(Records from a dataset)
● ● ● ●
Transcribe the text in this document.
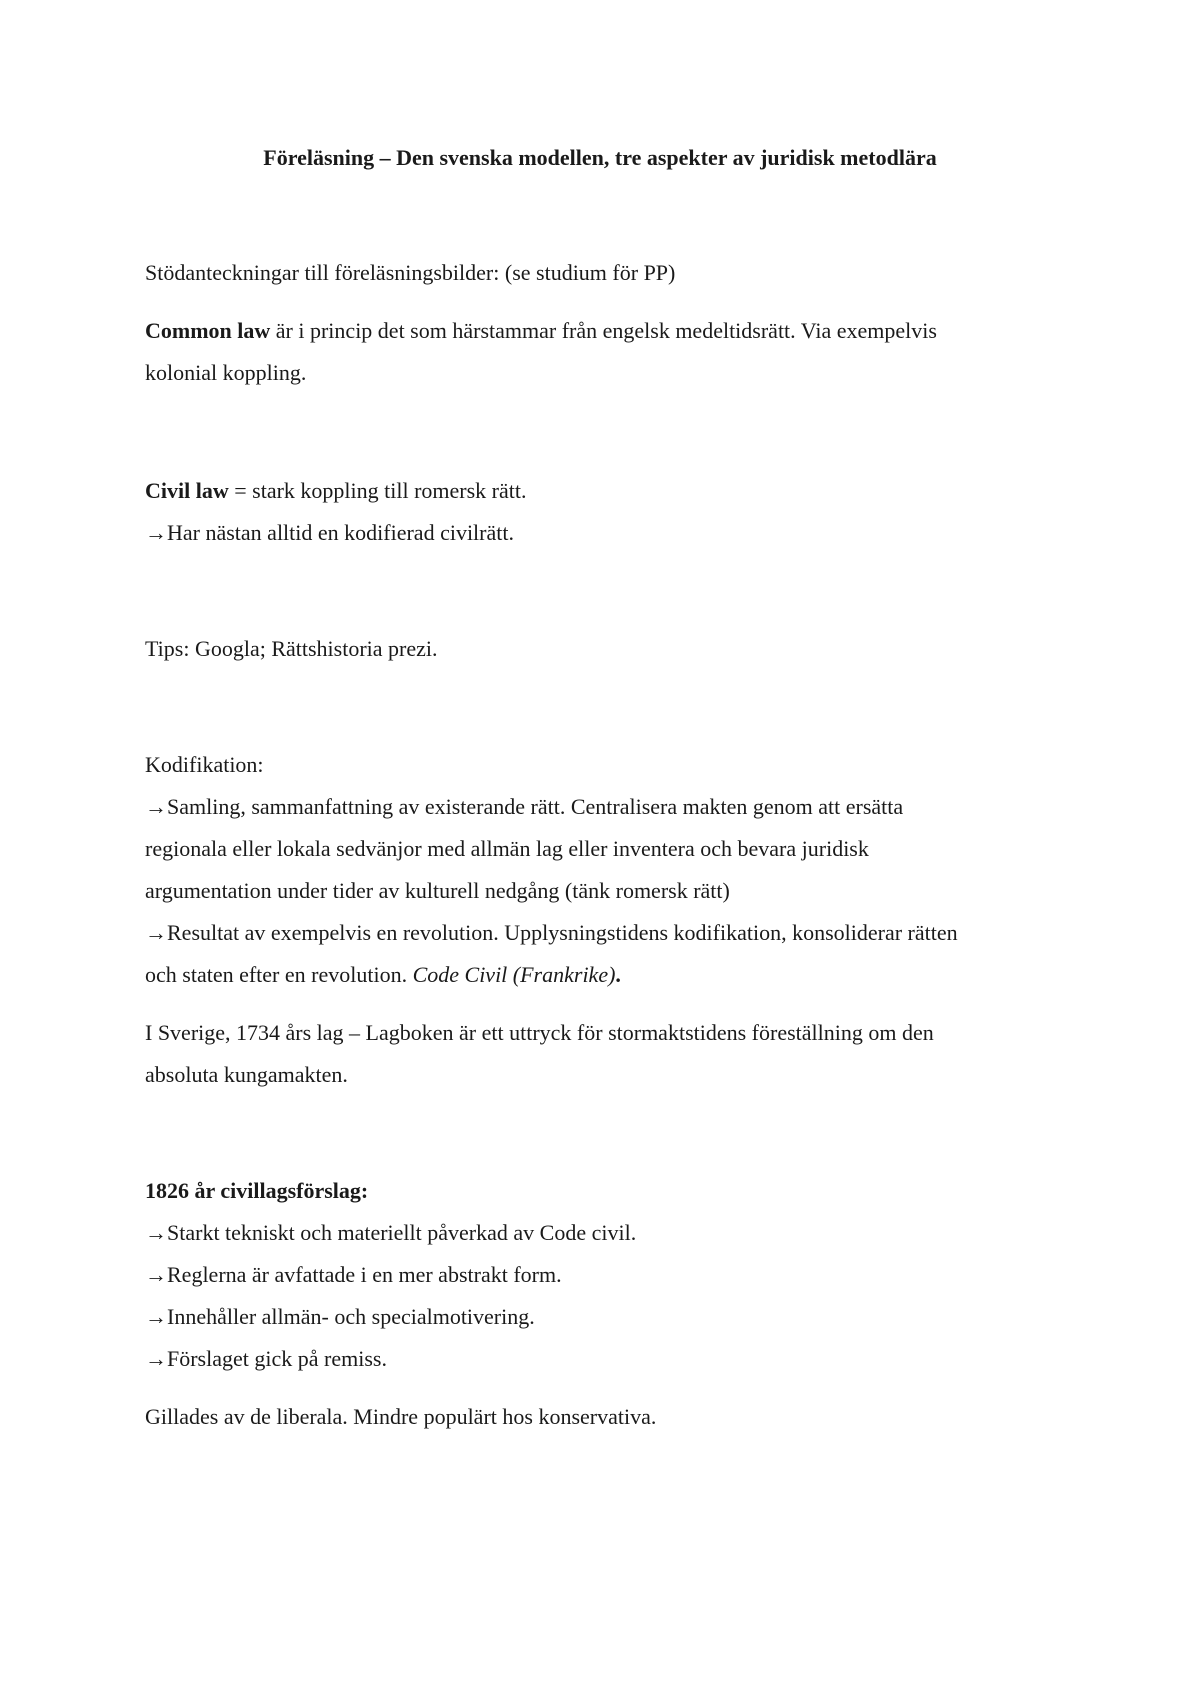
Föreläsning – Den svenska modellen, tre aspekter av juridisk metodlära
Stödanteckningar till föreläsningsbilder: (se studium för PP)
Common law är i princip det som härstammar från engelsk medeltidsrätt. Via exempelvis
kolonial koppling.
Civil law = stark koppling till romersk rätt.
→Har nästan alltid en kodifierad civilrätt.
Tips: Googla; Rättshistoria prezi.
Kodifikation:
→Samling, sammanfattning av existerande rätt. Centralisera makten genom att ersätta
regionala eller lokala sedvänjor med allmän lag eller inventera och bevara juridisk
argumentation under tider av kulturell nedgång (tänk romersk rätt)
→Resultat av exempelvis en revolution. Upplysningstidens kodifikation, konsoliderar rätten
och staten efter en revolution. Code Civil (Frankrike).
I Sverige, 1734 års lag – Lagboken är ett uttryck för stormaktstidens föreställning om den
absoluta kungamakten.
1826 år civillagsförslag:
→Starkt tekniskt och materiellt påverkad av Code civil.
→Reglerna är avfattade i en mer abstrakt form.
→Innehåller allmän- och specialmotivering.
→Förslaget gick på remiss.
Gillades av de liberala. Mindre populärt hos konservativa.
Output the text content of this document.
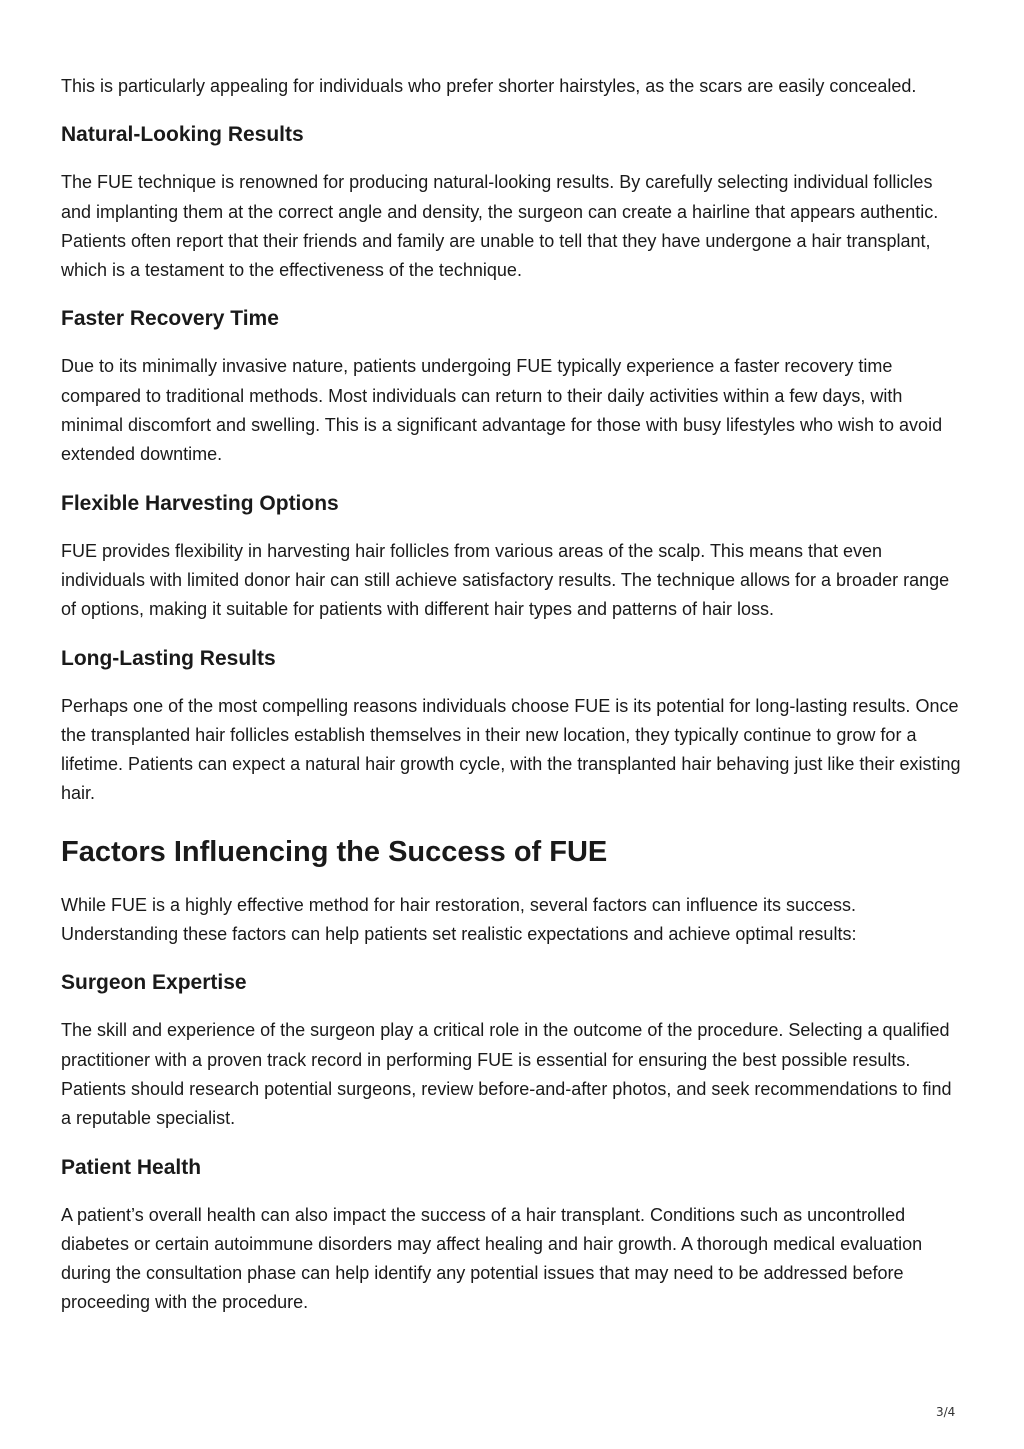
This is particularly appealing for individuals who prefer shorter hairstyles, as the scars are easily concealed.

Natural-Looking Results

The FUE technique is renowned for producing natural-looking results. By carefully selecting individual follicles and implanting them at the correct angle and density, the surgeon can create a hairline that appears authentic. Patients often report that their friends and family are unable to tell that they have undergone a hair transplant, which is a testament to the effectiveness of the technique.

Faster Recovery Time

Due to its minimally invasive nature, patients undergoing FUE typically experience a faster recovery time compared to traditional methods. Most individuals can return to their daily activities within a few days, with minimal discomfort and swelling. This is a significant advantage for those with busy lifestyles who wish to avoid extended downtime.

Flexible Harvesting Options

FUE provides flexibility in harvesting hair follicles from various areas of the scalp. This means that even individuals with limited donor hair can still achieve satisfactory results. The technique allows for a broader range of options, making it suitable for patients with different hair types and patterns of hair loss.

Long-Lasting Results

Perhaps one of the most compelling reasons individuals choose FUE is its potential for long-lasting results. Once the transplanted hair follicles establish themselves in their new location, they typically continue to grow for a lifetime. Patients can expect a natural hair growth cycle, with the transplanted hair behaving just like their existing hair.

Factors Influencing the Success of FUE

While FUE is a highly effective method for hair restoration, several factors can influence its success. Understanding these factors can help patients set realistic expectations and achieve optimal results:

Surgeon Expertise

The skill and experience of the surgeon play a critical role in the outcome of the procedure. Selecting a qualified practitioner with a proven track record in performing FUE is essential for ensuring the best possible results. Patients should research potential surgeons, review before-and-after photos, and seek recommendations to find a reputable specialist.

Patient Health

A patient’s overall health can also impact the success of a hair transplant. Conditions such as uncontrolled diabetes or certain autoimmune disorders may affect healing and hair growth. A thorough medical evaluation during the consultation phase can help identify any potential issues that may need to be addressed before proceeding with the procedure.

3/4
● ● ● ●
Task brief :: Would you output all of the entries above exactly, keeping the pictures out?

Answer box ::
Transcribe the text in this document.
Föreläsning – Den svenska modellen, tre aspekter av juridisk metodlära
Stödanteckningar till föreläsningsbilder: (se studium för PP)
Common law är i princip det som härstammar från engelsk medeltidsrätt. Via exempelvis
kolonial koppling.
Civil law = stark koppling till romersk rätt.
→Har nästan alltid en kodifierad civilrätt.
Tips: Googla; Rättshistoria prezi.
Kodifikation:
→Samling, sammanfattning av existerande rätt. Centralisera makten genom att ersätta
regionala eller lokala sedvänjor med allmän lag eller inventera och bevara juridisk
argumentation under tider av kulturell nedgång (tänk romersk rätt)
→Resultat av exempelvis en revolution. Upplysningstidens kodifikation, konsoliderar rätten
och staten efter en revolution. Code Civil (Frankrike).
I Sverige, 1734 års lag – Lagboken är ett uttryck för stormaktstidens föreställning om den
absoluta kungamakten.
1826 år civillagsförslag:
→Starkt tekniskt och materiellt påverkad av Code civil.
→Reglerna är avfattade i en mer abstrakt form.
→Innehåller allmän- och specialmotivering.
→Förslaget gick på remiss.
Gillades av de liberala. Mindre populärt hos konservativa.
Output the text content of this document.
This is particularly appealing for individuals who prefer shorter hairstyles, as the scars are easily concealed.

Natural-Looking Results

The FUE technique is renowned for producing natural-looking results. By carefully selecting individual follicles and implanting them at the correct angle and density, the surgeon can create a hairline that appears authentic. Patients often report that their friends and family are unable to tell that they have undergone a hair transplant, which is a testament to the effectiveness of the technique.

Faster Recovery Time

Due to its minimally invasive nature, patients undergoing FUE typically experience a faster recovery time compared to traditional methods. Most individuals can return to their daily activities within a few days, with minimal discomfort and swelling. This is a significant advantage for those with busy lifestyles who wish to avoid extended downtime.

Flexible Harvesting Options

FUE provides flexibility in harvesting hair follicles from various areas of the scalp. This means that even individuals with limited donor hair can still achieve satisfactory results. The technique allows for a broader range of options, making it suitable for patients with different hair types and patterns of hair loss.

Long-Lasting Results

Perhaps one of the most compelling reasons individuals choose FUE is its potential for long-lasting results. Once the transplanted hair follicles establish themselves in their new location, they typically continue to grow for a lifetime. Patients can expect a natural hair growth cycle, with the transplanted hair behaving just like their existing hair.

Factors Influencing the Success of FUE

While FUE is a highly effective method for hair restoration, several factors can influence its success. Understanding these factors can help patients set realistic expectations and achieve optimal results:

Surgeon Expertise

The skill and experience of the surgeon play a critical role in the outcome of the procedure. Selecting a qualified practitioner with a proven track record in performing FUE is essential for ensuring the best possible results. Patients should research potential surgeons, review before-and-after photos, and seek recommendations to find a reputable specialist.

Patient Health

A patient’s overall health can also impact the success of a hair transplant. Conditions such as uncontrolled diabetes or certain autoimmune disorders may affect healing and hair growth. A thorough medical evaluation during the consultation phase can help identify any potential issues that may need to be addressed before proceeding with the procedure.

3/4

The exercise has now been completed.